# Set task
Print, without any change, the lines of the material below starting at the line that contains "group-general-header: 일반인 [103, 259, 448, 291]" and ending at the line that contains "fare-cell: 6,950 [705, 69, 791, 99]", both ends included.

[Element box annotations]
########

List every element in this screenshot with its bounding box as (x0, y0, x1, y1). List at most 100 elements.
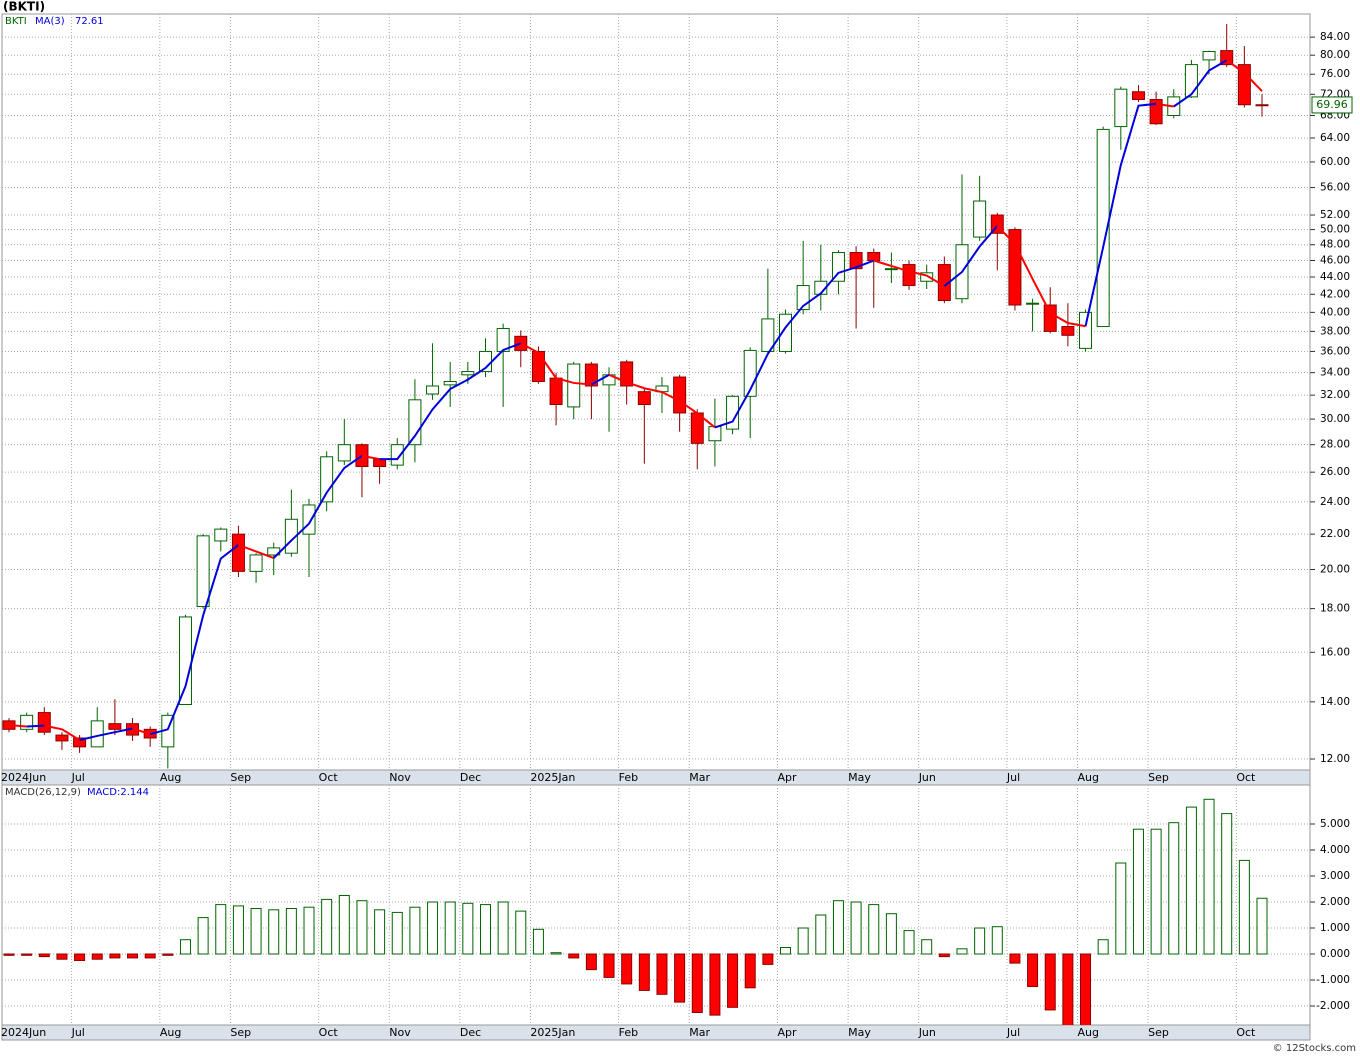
candle-body (320, 456, 334, 503)
macd-bar (1150, 828, 1162, 955)
ma-line (608, 373, 716, 429)
price-plot (2, 14, 1310, 770)
candle-body (443, 380, 457, 386)
macd-plot (2, 785, 1310, 1025)
y-tick-label: -2.000 (1316, 1000, 1350, 1012)
candle-body (231, 533, 245, 572)
last-price-box (1311, 96, 1353, 114)
macd-bar (3, 953, 15, 956)
candle-body (73, 737, 87, 748)
candle-body (973, 200, 987, 238)
y-tick-label: 26.00 (1320, 466, 1350, 478)
macd-bar (621, 953, 633, 985)
candle-body (37, 712, 51, 733)
macd-bar (603, 953, 615, 978)
macd-bar (1168, 822, 1180, 955)
macd-bar (74, 953, 86, 962)
macd-bar (850, 901, 862, 955)
y-tick-label: 46.00 (1320, 255, 1350, 267)
macd-bar (479, 904, 491, 955)
macd-bar (303, 906, 315, 955)
x-tick-label: Feb (619, 771, 638, 784)
legend-ma: MA(3) (35, 16, 65, 27)
y-tick-label: -1.000 (1316, 974, 1350, 986)
y-tick-label: 12.00 (1320, 753, 1350, 765)
macd-panel (1, 784, 1311, 1026)
x-tick-label: May (848, 1026, 871, 1039)
candle-body (214, 528, 228, 542)
x-axis-band (1, 769, 1311, 786)
x-tick-label: Oct (319, 1026, 339, 1039)
candle-body (196, 535, 210, 608)
y-tick-label: 30.00 (1320, 413, 1350, 425)
y-tick-label: 60.00 (1320, 156, 1350, 168)
x-tick-label: Jul (71, 771, 85, 784)
x-tick-label: Sep (1148, 771, 1169, 784)
candle-body (849, 252, 863, 270)
x-tick-label: 2025Jan (530, 1026, 575, 1039)
macd-bar (162, 953, 174, 956)
candle-body (531, 350, 545, 382)
macd-bar (109, 953, 121, 959)
macd-value: MACD:2.144 (87, 787, 149, 798)
x-tick-label: Nov (389, 771, 411, 784)
footer: © 12Stocks.com (1273, 1043, 1356, 1054)
macd-bar (568, 953, 580, 959)
y-tick-label: 0.000 (1320, 948, 1350, 960)
y-tick-label: 34.00 (1320, 367, 1350, 379)
x-tick-label: Jul (71, 1026, 85, 1039)
ma-line (26, 724, 45, 728)
y-tick-label: 84.00 (1320, 31, 1350, 43)
x-tick-label: Jul (1006, 771, 1020, 784)
x-tick-label: Aug (160, 1026, 181, 1039)
macd-bar (127, 953, 139, 959)
ma-line (1226, 59, 1263, 92)
y-tick-label: 36.00 (1320, 345, 1350, 357)
macd-bar (1044, 953, 1056, 1011)
macd-bar (38, 953, 50, 958)
candle-body (1149, 98, 1163, 125)
macd-bar (497, 901, 509, 955)
candle-body (761, 318, 775, 352)
x-tick-label: Sep (230, 1026, 251, 1039)
candle-body (1061, 326, 1075, 336)
ma-line (8, 724, 27, 728)
macd-bar (374, 909, 386, 955)
candle-body (302, 504, 316, 535)
macd-bar (815, 914, 827, 955)
y-tick-label: 14.00 (1320, 696, 1350, 708)
y-tick-label: 42.00 (1320, 288, 1350, 300)
macd-bar (868, 904, 880, 955)
x-tick-label: Dec (460, 1026, 481, 1039)
candle-body (90, 720, 104, 748)
macd-bar (1115, 862, 1127, 955)
y-tick-label: 4.000 (1320, 844, 1350, 856)
macd-bar (762, 953, 774, 965)
macd-bar (285, 908, 297, 955)
macd-bar (1062, 953, 1074, 1025)
candle-body (637, 391, 651, 406)
macd-bar (1256, 897, 1268, 955)
macd-bar (91, 953, 103, 960)
candle-body (337, 444, 351, 462)
y-tick-label: 1.000 (1320, 922, 1350, 934)
ma-line (590, 373, 610, 386)
macd-bar (638, 953, 650, 991)
ma-line (1155, 102, 1174, 108)
candle-body (408, 399, 422, 446)
candle-body (1184, 64, 1198, 98)
y-tick-label: 24.00 (1320, 496, 1350, 508)
macd-bar (462, 902, 474, 955)
candle-body (178, 616, 192, 705)
macd-bar (144, 953, 156, 959)
macd-bar (356, 900, 368, 955)
x-tick-label: Sep (1148, 1026, 1169, 1039)
legend-ticker: BKTI (5, 16, 27, 27)
x-tick-label: May (848, 771, 871, 784)
x-tick-label: Jun (918, 771, 936, 784)
macd-bar (215, 904, 227, 955)
macd-title: MACD(26,12,9) (5, 787, 81, 798)
ma-line (132, 727, 151, 736)
x-tick-label: Mar (689, 771, 710, 784)
candle-body (426, 385, 440, 395)
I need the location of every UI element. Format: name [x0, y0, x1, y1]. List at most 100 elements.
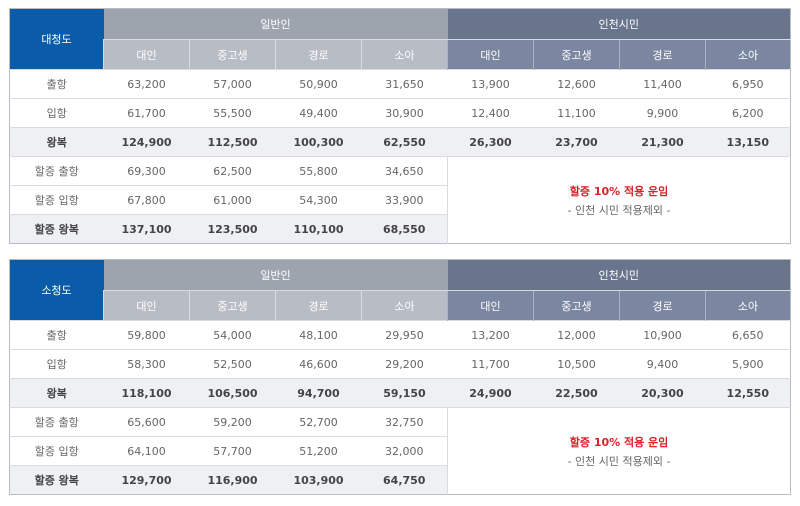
group-general-header: 일반인 [103, 259, 448, 291]
fare-cell: 9,900 [619, 98, 706, 128]
fare-cell: 59,200 [189, 407, 276, 437]
fare-cell: 106,500 [189, 378, 276, 408]
fare-row-arrival: 입항 58,300 52,500 46,600 29,200 11,700 10… [9, 349, 791, 379]
fare-cell: 12,600 [533, 69, 620, 99]
fare-row-surcharge-arrival: 할증 입항 64,100 57,700 51,200 32,000 [9, 436, 791, 466]
fare-cell: 6,950 [705, 69, 791, 99]
col-adult-incheon: 대인 [447, 39, 534, 70]
fare-cell: 52,500 [189, 349, 276, 379]
fare-cell: 48,100 [275, 320, 362, 350]
fare-cell: 59,800 [103, 320, 190, 350]
fare-cell: 32,750 [361, 407, 448, 437]
fare-row-roundtrip: 왕복 124,900 112,500 100,300 62,550 26,300… [9, 127, 791, 157]
fare-cell: 118,100 [103, 378, 190, 408]
fare-cell: 6,200 [705, 98, 791, 128]
fare-cell: 57,000 [189, 69, 276, 99]
fare-cell: 62,550 [361, 127, 448, 157]
fare-cell: 63,200 [103, 69, 190, 99]
fare-cell: 5,900 [705, 349, 791, 379]
fare-row-surcharge-roundtrip: 할증 왕복 137,100 123,500 110,100 68,550 [9, 214, 791, 244]
fare-cell: 61,000 [189, 185, 276, 215]
fare-cell: 32,000 [361, 436, 448, 466]
col-senior-general: 경로 [275, 39, 362, 70]
fare-cell: 61,700 [103, 98, 190, 128]
group-general-header: 일반인 [103, 8, 448, 40]
fare-cell: 23,700 [533, 127, 620, 157]
fare-cell: 129,700 [103, 465, 190, 495]
fare-cell: 29,200 [361, 349, 448, 379]
col-student-general: 중고생 [189, 39, 276, 70]
fare-table-socheongdo: 소청도 일반인 인천시민 대인 중고생 경로 소아 대인 중고생 경로 소아 출… [9, 259, 792, 495]
fare-cell: 12,550 [705, 378, 791, 408]
fare-cell: 11,700 [447, 349, 534, 379]
island-name: 대청도 [9, 8, 104, 70]
col-adult-general: 대인 [103, 290, 190, 321]
fare-cell: 21,300 [619, 127, 706, 157]
fare-cell: 20,300 [619, 378, 706, 408]
row-label: 입항 [9, 349, 104, 379]
fare-cell: 10,900 [619, 320, 706, 350]
surcharge-note-title: 할증 10% 적용 운임 [569, 435, 669, 449]
row-label: 왕복 [9, 378, 104, 408]
fare-cell: 13,150 [705, 127, 791, 157]
col-adult-general: 대인 [103, 39, 190, 70]
fare-row-surcharge-departure: 할증 출항 65,600 59,200 52,700 32,750 할증 10%… [9, 407, 791, 495]
surcharge-note: 할증 10% 적용 운임 - 인천 시민 적용제외 - [446, 156, 791, 244]
fare-cell: 12,000 [533, 320, 620, 350]
fare-cell: 69,300 [103, 156, 190, 186]
fare-cell: 68,550 [361, 214, 448, 244]
fare-cell: 55,500 [189, 98, 276, 128]
col-senior-incheon: 경로 [619, 290, 706, 321]
col-student-general: 중고생 [189, 290, 276, 321]
fare-cell: 59,150 [361, 378, 448, 408]
group-incheon-header: 인천시민 [447, 259, 791, 291]
surcharge-note-title: 할증 10% 적용 운임 [569, 184, 669, 198]
fare-cell: 65,600 [103, 407, 190, 437]
fare-row-departure: 출항 63,200 57,000 50,900 31,650 13,900 12… [9, 69, 791, 99]
fare-cell: 22,500 [533, 378, 620, 408]
fare-cell: 10,500 [533, 349, 620, 379]
fare-cell: 64,750 [361, 465, 448, 495]
col-student-incheon: 중고생 [533, 39, 620, 70]
row-label: 할증 왕복 [9, 214, 104, 244]
col-child-incheon: 소아 [704, 39, 791, 70]
fare-cell: 51,200 [275, 436, 362, 466]
row-label: 할증 입항 [9, 185, 104, 215]
surcharge-note-exclusion: - 인천 시민 적용제외 - [567, 203, 671, 217]
fare-cell: 112,500 [189, 127, 276, 157]
col-senior-general: 경로 [275, 290, 362, 321]
fare-row-arrival: 입항 61,700 55,500 49,400 30,900 12,400 11… [9, 98, 791, 128]
fare-cell: 55,800 [275, 156, 362, 186]
col-child-general: 소아 [361, 290, 448, 321]
row-label: 입항 [9, 98, 104, 128]
row-label: 할증 왕복 [9, 465, 104, 495]
fare-row-surcharge-departure: 할증 출항 69,300 62,500 55,800 34,650 할증 10%… [9, 156, 791, 244]
row-label: 왕복 [9, 127, 104, 157]
surcharge-note-exclusion: - 인천 시민 적용제외 - [567, 454, 671, 468]
fare-cell: 11,100 [533, 98, 620, 128]
col-adult-incheon: 대인 [447, 290, 534, 321]
row-label: 출항 [9, 320, 104, 350]
fare-row-departure: 출항 59,800 54,000 48,100 29,950 13,200 12… [9, 320, 791, 350]
fare-cell: 46,600 [275, 349, 362, 379]
fare-cell: 49,400 [275, 98, 362, 128]
fare-cell: 103,900 [275, 465, 362, 495]
fare-cell: 6,650 [705, 320, 791, 350]
col-student-incheon: 중고생 [533, 290, 620, 321]
fare-cell: 57,700 [189, 436, 276, 466]
fare-cell: 31,650 [361, 69, 448, 99]
fare-cell: 58,300 [103, 349, 190, 379]
fare-cell: 13,200 [447, 320, 534, 350]
fare-cell: 13,900 [447, 69, 534, 99]
fare-table-daecheongdo: 대청도 일반인 인천시민 대인 중고생 경로 소아 대인 중고생 경로 소아 출… [9, 8, 792, 244]
fare-cell: 54,000 [189, 320, 276, 350]
row-label: 할증 출항 [9, 407, 104, 437]
fare-cell: 54,300 [275, 185, 362, 215]
fare-cell: 62,500 [189, 156, 276, 186]
surcharge-note: 할증 10% 적용 운임 - 인천 시민 적용제외 - [446, 407, 791, 495]
group-incheon-header: 인천시민 [447, 8, 791, 40]
fare-cell: 50,900 [275, 69, 362, 99]
row-label: 할증 입항 [9, 436, 104, 466]
fare-cell: 100,300 [275, 127, 362, 157]
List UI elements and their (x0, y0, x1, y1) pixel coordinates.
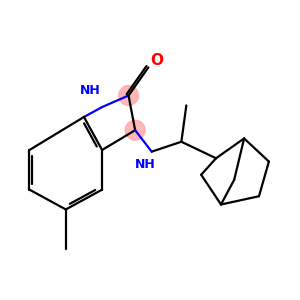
Circle shape (125, 120, 145, 140)
Text: NH: NH (80, 84, 101, 97)
Text: NH: NH (135, 158, 155, 171)
Circle shape (118, 85, 138, 105)
Text: O: O (150, 53, 163, 68)
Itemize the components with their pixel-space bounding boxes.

########

# Answer below
group-general-header: 일반인 [103, 259, 448, 291]
fare-cell: 9,900 [619, 98, 706, 128]
fare-cell: 59,200 [189, 407, 276, 437]
fare-cell: 106,500 [189, 378, 276, 408]
fare-row-arrival: 입항 58,300 52,500 46,600 29,200 11,700 10… [9, 349, 791, 379]
fare-cell: 12,600 [533, 69, 620, 99]
fare-row-surcharge-arrival: 할증 입항 64,100 57,700 51,200 32,000 [9, 436, 791, 466]
fare-cell: 6,950 [705, 69, 791, 99]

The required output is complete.